_Direction_
Tally the lines of the items below that contain the string "Mellitus". Give only the number.

##### Supplied records #####

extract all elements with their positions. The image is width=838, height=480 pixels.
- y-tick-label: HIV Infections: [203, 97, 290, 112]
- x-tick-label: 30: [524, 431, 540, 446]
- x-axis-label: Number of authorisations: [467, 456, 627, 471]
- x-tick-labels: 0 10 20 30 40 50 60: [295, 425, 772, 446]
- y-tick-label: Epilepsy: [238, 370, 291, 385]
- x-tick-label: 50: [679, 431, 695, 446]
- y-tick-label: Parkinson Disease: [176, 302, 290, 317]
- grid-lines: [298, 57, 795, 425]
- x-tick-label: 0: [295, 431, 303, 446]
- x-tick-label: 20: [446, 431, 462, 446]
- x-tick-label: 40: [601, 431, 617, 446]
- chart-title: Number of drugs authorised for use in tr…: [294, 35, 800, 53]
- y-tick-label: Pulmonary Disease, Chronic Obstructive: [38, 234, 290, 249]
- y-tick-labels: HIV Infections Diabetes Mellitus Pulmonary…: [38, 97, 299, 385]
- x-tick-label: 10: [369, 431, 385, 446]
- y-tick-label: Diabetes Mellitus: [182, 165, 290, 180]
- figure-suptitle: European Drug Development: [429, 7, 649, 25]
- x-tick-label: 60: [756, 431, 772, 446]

#####

_Response below_
2